▶ WHAT IS BEING ASKED
Go through the material and pull out every line with the string "Surface" in it.

▶ DATA LISTING
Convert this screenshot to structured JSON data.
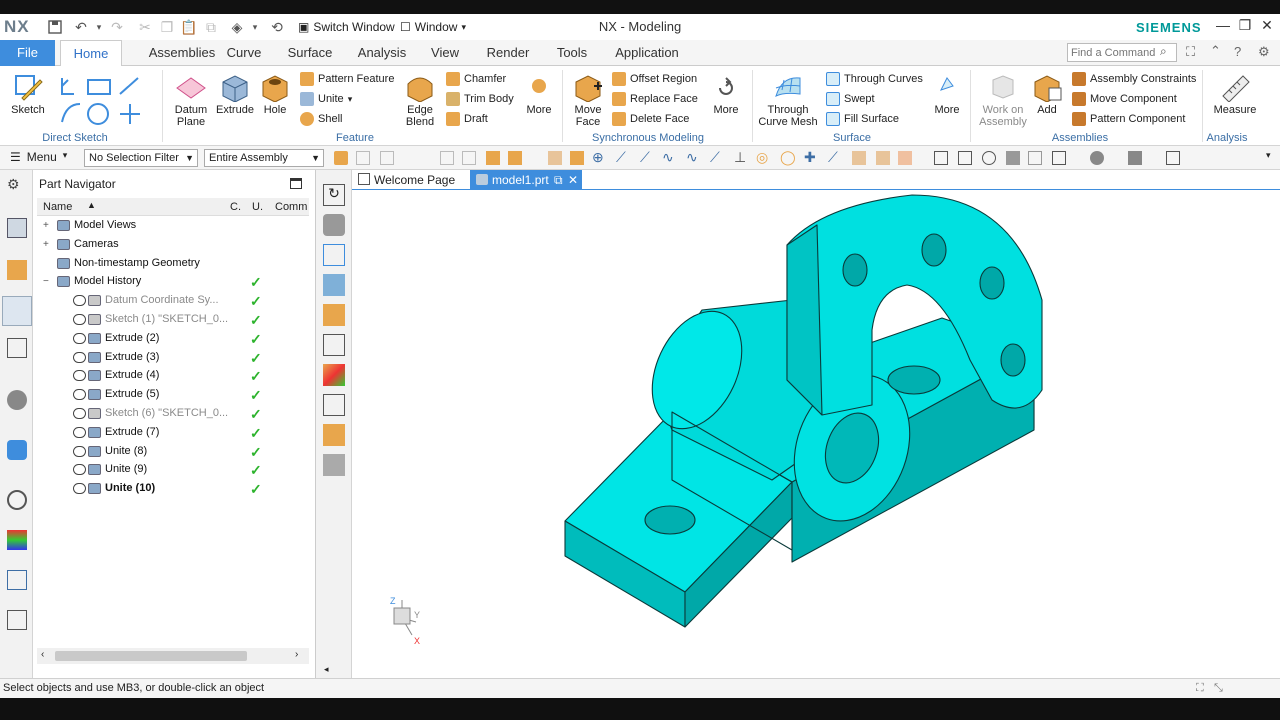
{
  "app": {
    "logo": "NX",
    "title": "NX - Modeling",
    "brand": "SIEMENS",
    "switch_window": "Switch Window",
    "window_menu": "Window",
    "find_command": "Find a Command"
  },
  "tabs": [
    "File",
    "Home",
    "Assemblies",
    "Curve",
    "Surface",
    "Analysis",
    "View",
    "Render",
    "Tools",
    "Application"
  ],
  "ribbon": {
    "sketch": "Sketch",
    "datum_plane": "Datum Plane",
    "extrude": "Extrude",
    "hole": "Hole",
    "pattern_feature": "Pattern Feature",
    "unite": "Unite",
    "shell": "Shell",
    "edge_blend": "Edge Blend",
    "chamfer": "Chamfer",
    "trim_body": "Trim Body",
    "draft": "Draft",
    "more1": "More",
    "move_face": "Move Face",
    "offset_region": "Offset Region",
    "replace_face": "Replace Face",
    "delete_face": "Delete Face",
    "more2": "More",
    "through_curve_mesh": "Through Curve Mesh",
    "through_curves": "Through Curves",
    "swept": "Swept",
    "fill_surface": "Fill Surface",
    "more3": "More",
    "work_on_assembly": "Work on Assembly",
    "add": "Add",
    "assembly_constraints": "Assembly Constraints",
    "move_component": "Move Component",
    "pattern_component": "Pattern Component",
    "measure": "Measure",
    "groups": {
      "direct_sketch": "Direct Sketch",
      "feature": "Feature",
      "synchronous_modeling": "Synchronous Modeling",
      "surface": "Surface",
      "assemblies": "Assemblies",
      "analysis": "Analysis"
    }
  },
  "toolbar": {
    "menu": "Menu",
    "selection_filter": "No Selection Filter",
    "scope": "Entire Assembly"
  },
  "navigator": {
    "title": "Part Navigator",
    "columns": [
      "Name",
      "C.",
      "U.",
      "Comm"
    ],
    "rows": [
      {
        "label": "Model Views",
        "indent": 0,
        "expand": "+",
        "style": "normal",
        "check": false
      },
      {
        "label": "Cameras",
        "indent": 0,
        "expand": "+",
        "style": "normal",
        "check": false
      },
      {
        "label": "Non-timestamp Geometry",
        "indent": 0,
        "expand": "",
        "style": "normal",
        "check": false
      },
      {
        "label": "Model History",
        "indent": 0,
        "expand": "−",
        "style": "normal",
        "check": true
      },
      {
        "label": "Datum Coordinate Sy...",
        "indent": 1,
        "expand": "",
        "style": "grey",
        "check": true
      },
      {
        "label": "Sketch (1) \"SKETCH_0...",
        "indent": 1,
        "expand": "",
        "style": "grey",
        "check": true
      },
      {
        "label": "Extrude (2)",
        "indent": 1,
        "expand": "",
        "style": "normal",
        "check": true
      },
      {
        "label": "Extrude (3)",
        "indent": 1,
        "expand": "",
        "style": "normal",
        "check": true
      },
      {
        "label": "Extrude (4)",
        "indent": 1,
        "expand": "",
        "style": "normal",
        "check": true
      },
      {
        "label": "Extrude (5)",
        "indent": 1,
        "expand": "",
        "style": "normal",
        "check": true
      },
      {
        "label": "Sketch (6) \"SKETCH_0...",
        "indent": 1,
        "expand": "",
        "style": "grey",
        "check": true
      },
      {
        "label": "Extrude (7)",
        "indent": 1,
        "expand": "",
        "style": "normal",
        "check": true
      },
      {
        "label": "Unite (8)",
        "indent": 1,
        "expand": "",
        "style": "normal",
        "check": true
      },
      {
        "label": "Unite (9)",
        "indent": 1,
        "expand": "",
        "style": "normal",
        "check": true
      },
      {
        "label": "Unite (10)",
        "indent": 1,
        "expand": "",
        "style": "bold",
        "check": true
      }
    ]
  },
  "doc_tabs": [
    "Welcome Page",
    "model1.prt"
  ],
  "status": "Select objects and use MB3, or double-click an object",
  "colors": {
    "model": "#00e5e5",
    "accent": "#3e8ddd",
    "check": "#2db32d",
    "brand": "#009999"
  }
}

▶ WRITTEN ANSWER
    "Surface",
    "fill_surface": "Fill Surface",
      "surface": "Surface",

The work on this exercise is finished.